◆ PROBLEM STATEMENT ◆
Omit every picture and output the rest of the records exactly as they are.

[Begin LISTED ENTRIES]

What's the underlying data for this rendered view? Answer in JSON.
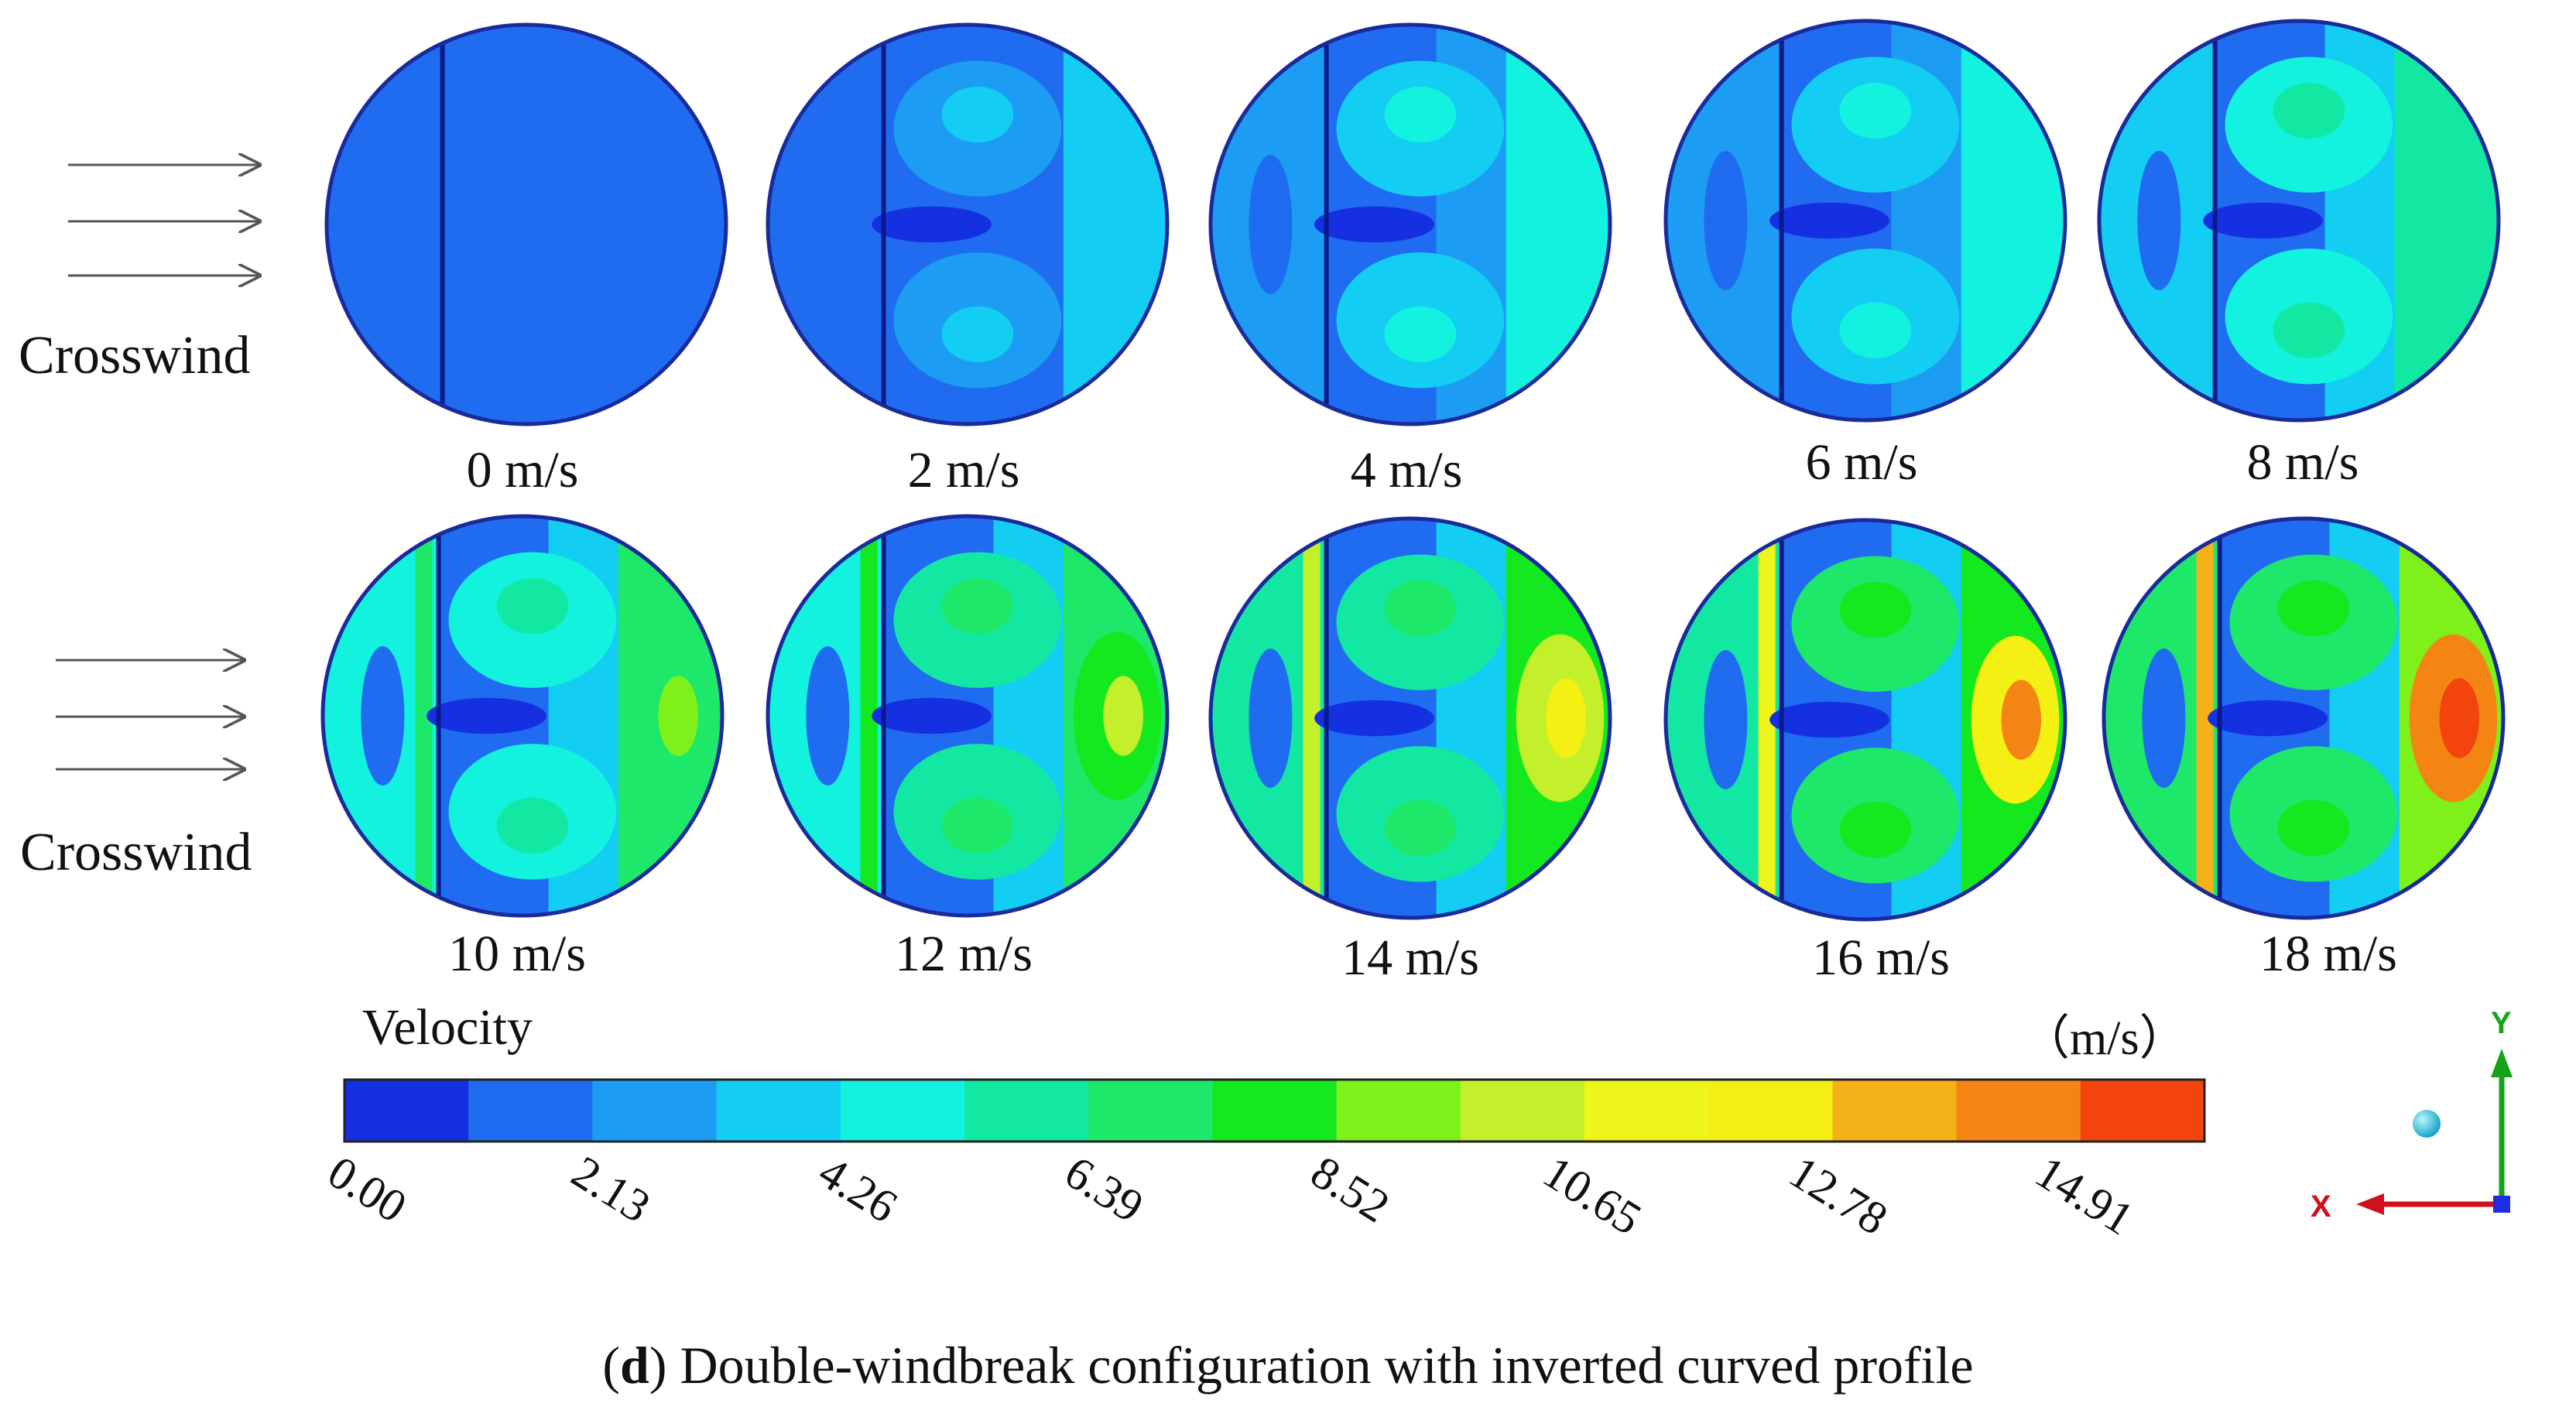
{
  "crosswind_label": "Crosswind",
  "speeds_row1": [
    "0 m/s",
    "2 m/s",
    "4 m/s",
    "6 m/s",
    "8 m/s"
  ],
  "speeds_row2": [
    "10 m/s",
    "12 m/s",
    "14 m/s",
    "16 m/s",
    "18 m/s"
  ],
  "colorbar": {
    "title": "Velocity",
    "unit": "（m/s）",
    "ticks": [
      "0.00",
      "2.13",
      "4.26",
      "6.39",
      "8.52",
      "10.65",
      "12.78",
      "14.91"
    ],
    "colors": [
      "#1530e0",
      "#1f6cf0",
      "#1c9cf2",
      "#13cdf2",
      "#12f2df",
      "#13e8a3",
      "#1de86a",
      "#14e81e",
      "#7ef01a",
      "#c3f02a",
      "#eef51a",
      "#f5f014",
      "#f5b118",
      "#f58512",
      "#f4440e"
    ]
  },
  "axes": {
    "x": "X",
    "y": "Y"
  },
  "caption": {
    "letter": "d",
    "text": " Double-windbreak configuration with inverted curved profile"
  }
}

[End LISTED ENTRIES]

◆ TASK RESPONSE ◆
What's the underlying data for this rendered view? Answer in JSON.
{
  "crosswind_label": "Crosswind",
  "speeds_row1": [
    "0 m/s",
    "2 m/s",
    "4 m/s",
    "6 m/s",
    "8 m/s"
  ],
  "speeds_row2": [
    "10 m/s",
    "12 m/s",
    "14 m/s",
    "16 m/s",
    "18 m/s"
  ],
  "colorbar": {
    "title": "Velocity",
    "unit": "（m/s）",
    "ticks": [
      "0.00",
      "2.13",
      "4.26",
      "6.39",
      "8.52",
      "10.65",
      "12.78",
      "14.91"
    ],
    "colors": [
      "#1530e0",
      "#1f6cf0",
      "#1c9cf2",
      "#13cdf2",
      "#12f2df",
      "#13e8a3",
      "#1de86a",
      "#14e81e",
      "#7ef01a",
      "#c3f02a",
      "#eef51a",
      "#f5f014",
      "#f5b118",
      "#f58512",
      "#f4440e"
    ]
  },
  "axes": {
    "x": "X",
    "y": "Y"
  },
  "caption": {
    "letter": "d",
    "text": " Double-windbreak configuration with inverted curved profile"
  }
}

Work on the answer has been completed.